▶ **DIRECTIONS FOR THIS TASK**
Reproduce each of the following records line for line, with no changes.

▶ **MATERIAL SUPPLIED**
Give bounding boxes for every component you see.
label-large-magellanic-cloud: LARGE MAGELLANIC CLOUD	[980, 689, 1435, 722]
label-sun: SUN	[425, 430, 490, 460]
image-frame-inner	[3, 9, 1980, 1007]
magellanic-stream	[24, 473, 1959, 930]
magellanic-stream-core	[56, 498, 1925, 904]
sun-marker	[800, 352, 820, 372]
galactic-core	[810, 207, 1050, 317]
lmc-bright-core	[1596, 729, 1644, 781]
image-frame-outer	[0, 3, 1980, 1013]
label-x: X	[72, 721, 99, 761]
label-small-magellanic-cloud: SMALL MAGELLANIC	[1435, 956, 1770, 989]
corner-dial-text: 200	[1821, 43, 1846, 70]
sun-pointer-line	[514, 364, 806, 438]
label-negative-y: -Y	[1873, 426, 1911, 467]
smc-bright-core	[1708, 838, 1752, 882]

▶ **RESULT**
Give bounding boxes for every component you see.
label-large-magellanic-cloud: LARGE MAGELLANIC CLOUD	[980, 689, 1435, 722]
label-sun: SUN	[425, 430, 490, 460]
image-frame-inner	[3, 9, 1980, 1007]
magellanic-stream	[24, 473, 1959, 930]
magellanic-stream-core	[56, 498, 1925, 904]
sun-marker	[800, 352, 820, 372]
galactic-core	[810, 207, 1050, 317]
lmc-bright-core	[1596, 729, 1644, 781]
image-frame-outer	[0, 3, 1980, 1013]
label-x: X	[72, 721, 99, 761]
label-small-magellanic-cloud: SMALL MAGELLANIC	[1435, 956, 1770, 989]
corner-dial-text: 200	[1821, 43, 1846, 70]
sun-pointer-line	[514, 364, 806, 438]
label-negative-y: -Y	[1873, 426, 1911, 467]
smc-bright-core	[1708, 838, 1752, 882]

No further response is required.